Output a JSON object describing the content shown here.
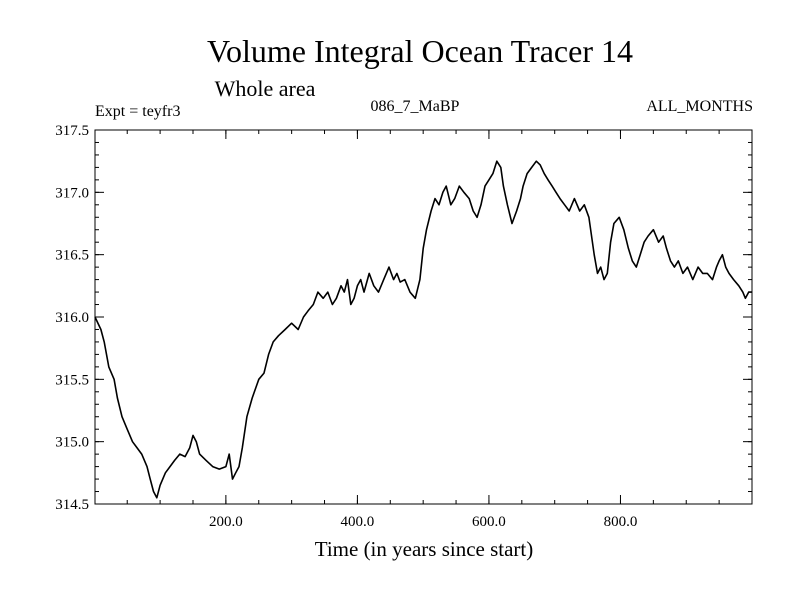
{
  "chart_data": {
    "type": "line",
    "title": "Volume Integral Ocean Tracer 14",
    "subtitle": "Whole area",
    "annotations": {
      "left": "Expt = teyfr3",
      "center": "086_7_MaBP",
      "right": "ALL_MONTHS"
    },
    "xlabel": "Time (in years since start)",
    "ylabel": "",
    "xlim": [
      1,
      1000
    ],
    "ylim": [
      314.5,
      317.5
    ],
    "x_ticks": [
      200,
      400,
      600,
      800
    ],
    "x_tick_labels": [
      "200.0",
      "400.0",
      "600.0",
      "800.0"
    ],
    "y_ticks": [
      314.5,
      315.0,
      315.5,
      316.0,
      316.5,
      317.0,
      317.5
    ],
    "y_tick_labels": [
      "314.5",
      "315.0",
      "315.5",
      "316.0",
      "316.5",
      "317.0",
      "317.5"
    ],
    "grid": false,
    "series": [
      {
        "color": "#000000",
        "x": [
          1,
          10,
          15,
          22,
          30,
          35,
          42,
          50,
          58,
          65,
          72,
          80,
          85,
          90,
          95,
          100,
          108,
          115,
          122,
          130,
          138,
          145,
          150,
          155,
          160,
          170,
          180,
          190,
          200,
          205,
          210,
          215,
          220,
          225,
          232,
          240,
          250,
          258,
          265,
          272,
          280,
          290,
          300,
          310,
          318,
          325,
          333,
          340,
          348,
          355,
          362,
          368,
          375,
          380,
          385,
          390,
          395,
          400,
          405,
          410,
          418,
          425,
          432,
          440,
          448,
          455,
          460,
          465,
          472,
          480,
          488,
          495,
          500,
          505,
          512,
          518,
          524,
          530,
          535,
          542,
          548,
          555,
          562,
          570,
          576,
          582,
          588,
          594,
          600,
          606,
          612,
          618,
          622,
          628,
          635,
          642,
          648,
          652,
          658,
          665,
          672,
          678,
          684,
          690,
          696,
          702,
          708,
          715,
          722,
          730,
          738,
          745,
          752,
          760,
          765,
          770,
          775,
          780,
          785,
          790,
          798,
          805,
          812,
          818,
          824,
          830,
          836,
          842,
          850,
          858,
          865,
          870,
          876,
          882,
          888,
          895,
          902,
          910,
          918,
          925,
          932,
          940,
          946,
          950,
          955,
          960,
          965,
          972,
          980,
          986,
          990,
          995,
          1000
        ],
        "values": [
          316.0,
          315.9,
          315.8,
          315.6,
          315.5,
          315.35,
          315.2,
          315.1,
          315.0,
          314.95,
          314.9,
          314.8,
          314.7,
          314.6,
          314.55,
          314.65,
          314.75,
          314.8,
          314.85,
          314.9,
          314.88,
          314.95,
          315.05,
          315.0,
          314.9,
          314.85,
          314.8,
          314.78,
          314.8,
          314.9,
          314.7,
          314.75,
          314.8,
          314.95,
          315.2,
          315.35,
          315.5,
          315.55,
          315.7,
          315.8,
          315.85,
          315.9,
          315.95,
          315.9,
          316.0,
          316.05,
          316.1,
          316.2,
          316.15,
          316.2,
          316.1,
          316.15,
          316.25,
          316.2,
          316.3,
          316.1,
          316.15,
          316.25,
          316.3,
          316.2,
          316.35,
          316.25,
          316.2,
          316.3,
          316.4,
          316.3,
          316.35,
          316.28,
          316.3,
          316.2,
          316.15,
          316.3,
          316.55,
          316.7,
          316.85,
          316.95,
          316.9,
          317.0,
          317.05,
          316.9,
          316.95,
          317.05,
          317.0,
          316.95,
          316.85,
          316.8,
          316.9,
          317.05,
          317.1,
          317.15,
          317.25,
          317.2,
          317.05,
          316.9,
          316.75,
          316.85,
          316.95,
          317.05,
          317.15,
          317.2,
          317.25,
          317.22,
          317.15,
          317.1,
          317.05,
          317.0,
          316.95,
          316.9,
          316.85,
          316.95,
          316.85,
          316.9,
          316.8,
          316.5,
          316.35,
          316.4,
          316.3,
          316.35,
          316.6,
          316.75,
          316.8,
          316.7,
          316.55,
          316.45,
          316.4,
          316.5,
          316.6,
          316.65,
          316.7,
          316.6,
          316.65,
          316.55,
          316.45,
          316.4,
          316.45,
          316.35,
          316.4,
          316.3,
          316.4,
          316.35,
          316.35,
          316.3,
          316.4,
          316.45,
          316.5,
          316.4,
          316.35,
          316.3,
          316.25,
          316.2,
          316.15,
          316.2,
          316.2
        ]
      }
    ]
  }
}
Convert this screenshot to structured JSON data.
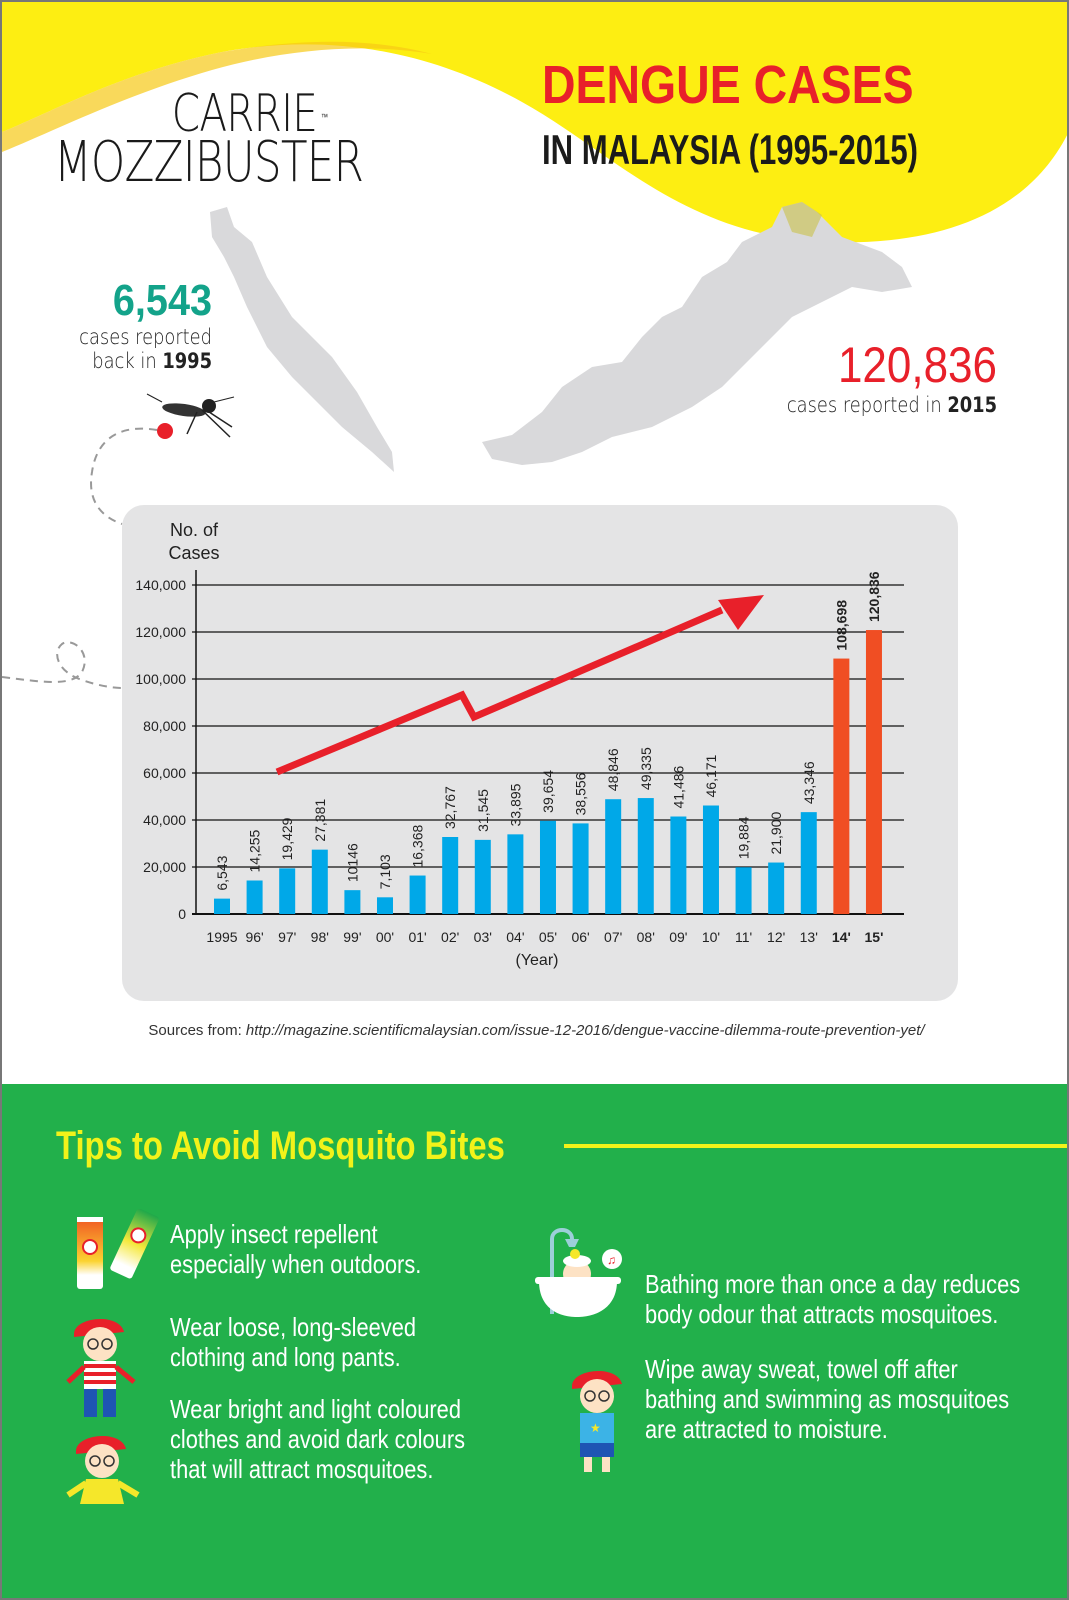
+++++
▶ [Written instruction] Omit all pictures while transcribing the entries verbatim.

▶ [Worked answer]
Output a JSON object describing the content shown here.
{
  "chart_data": {
    "type": "line",
    "title": "Volume Integral Ocean Tracer 14",
    "subtitle": "Whole area",
    "annotations": {
      "left": "Expt = teyfr3",
      "center": "086_7_MaBP",
      "right": "ALL_MONTHS"
    },
    "xlabel": "Time (in years since start)",
    "ylabel": "",
    "xlim": [
      1,
      1000
    ],
    "ylim": [
      314.5,
      317.5
    ],
    "x_ticks": [
      200,
      400,
      600,
      800
    ],
    "x_tick_labels": [
      "200.0",
      "400.0",
      "600.0",
      "800.0"
    ],
    "y_ticks": [
      314.5,
      315.0,
      315.5,
      316.0,
      316.5,
      317.0,
      317.5
    ],
    "y_tick_labels": [
      "314.5",
      "315.0",
      "315.5",
      "316.0",
      "316.5",
      "317.0",
      "317.5"
    ],
    "grid": false,
    "series": [
      {
        "color": "#000000",
        "x": [
          1,
          10,
          15,
          22,
          30,
          35,
          42,
          50,
          58,
          65,
          72,
          80,
          85,
          90,
          95,
          100,
          108,
          115,
          122,
          130,
          138,
          145,
          150,
          155,
          160,
          170,
          180,
          190,
          200,
          205,
          210,
          215,
          220,
          225,
          232,
          240,
          250,
          258,
          265,
          272,
          280,
          290,
          300,
          310,
          318,
          325,
          333,
          340,
          348,
          355,
          362,
          368,
          375,
          380,
          385,
          390,
          395,
          400,
          405,
          410,
          418,
          425,
          432,
          440,
          448,
          455,
          460,
          465,
          472,
          480,
          488,
          495,
          500,
          505,
          512,
          518,
          524,
          530,
          535,
          542,
          548,
          555,
          562,
          570,
          576,
          582,
          588,
          594,
          600,
          606,
          612,
          618,
          622,
          628,
          635,
          642,
          648,
          652,
          658,
          665,
          672,
          678,
          684,
          690,
          696,
          702,
          708,
          715,
          722,
          730,
          738,
          745,
          752,
          760,
          765,
          770,
          775,
          780,
          785,
          790,
          798,
          805,
          812,
          818,
          824,
          830,
          836,
          842,
          850,
          858,
          865,
          870,
          876,
          882,
          888,
          895,
          902,
          910,
          918,
          925,
          932,
          940,
          946,
          950,
          955,
          960,
          965,
          972,
          980,
          986,
          990,
          995,
          1000
        ],
        "values": [
          316.0,
          315.9,
          315.8,
          315.6,
          315.5,
          315.35,
          315.2,
          315.1,
          315.0,
          314.95,
          314.9,
          314.8,
          314.7,
          314.6,
          314.55,
          314.65,
          314.75,
          314.8,
          314.85,
          314.9,
          314.88,
          314.95,
          315.05,
          315.0,
          314.9,
          314.85,
          314.8,
          314.78,
          314.8,
          314.9,
          314.7,
          314.75,
          314.8,
          314.95,
          315.2,
          315.35,
          315.5,
          315.55,
          315.7,
          315.8,
          315.85,
          315.9,
          315.95,
          315.9,
          316.0,
          316.05,
          316.1,
          316.2,
          316.15,
          316.2,
          316.1,
          316.15,
          316.25,
          316.2,
          316.3,
          316.1,
          316.15,
          316.25,
          316.3,
          316.2,
          316.35,
          316.25,
          316.2,
          316.3,
          316.4,
          316.3,
          316.35,
          316.28,
          316.3,
          316.2,
          316.15,
          316.3,
          316.55,
          316.7,
          316.85,
          316.95,
          316.9,
          317.0,
          317.05,
          316.9,
          316.95,
          317.05,
          317.0,
          316.95,
          316.85,
          316.8,
          316.9,
          317.05,
          317.1,
          317.15,
          317.25,
          317.2,
          317.05,
          316.9,
          316.75,
          316.85,
          316.95,
          317.05,
          317.15,
          317.2,
          317.25,
          317.22,
          317.15,
          317.1,
          317.05,
          317.0,
          316.95,
          316.9,
          316.85,
          316.95,
          316.85,
          316.9,
          316.8,
          316.5,
          316.35,
          316.4,
          316.3,
          316.35,
          316.6,
          316.75,
          316.8,
          316.7,
          316.55,
          316.45,
          316.4,
          316.5,
          316.6,
          316.65,
          316.7,
          316.6,
          316.65,
          316.55,
          316.45,
          316.4,
          316.45,
          316.35,
          316.4,
          316.3,
          316.4,
          316.35,
          316.35,
          316.3,
          316.4,
          316.45,
          316.5,
          316.4,
          316.35,
          316.3,
          316.25,
          316.2,
          316.15,
          316.2,
          316.2
        ]
      }
    ]
  }
}
Convert this screenshot to structured JSON data.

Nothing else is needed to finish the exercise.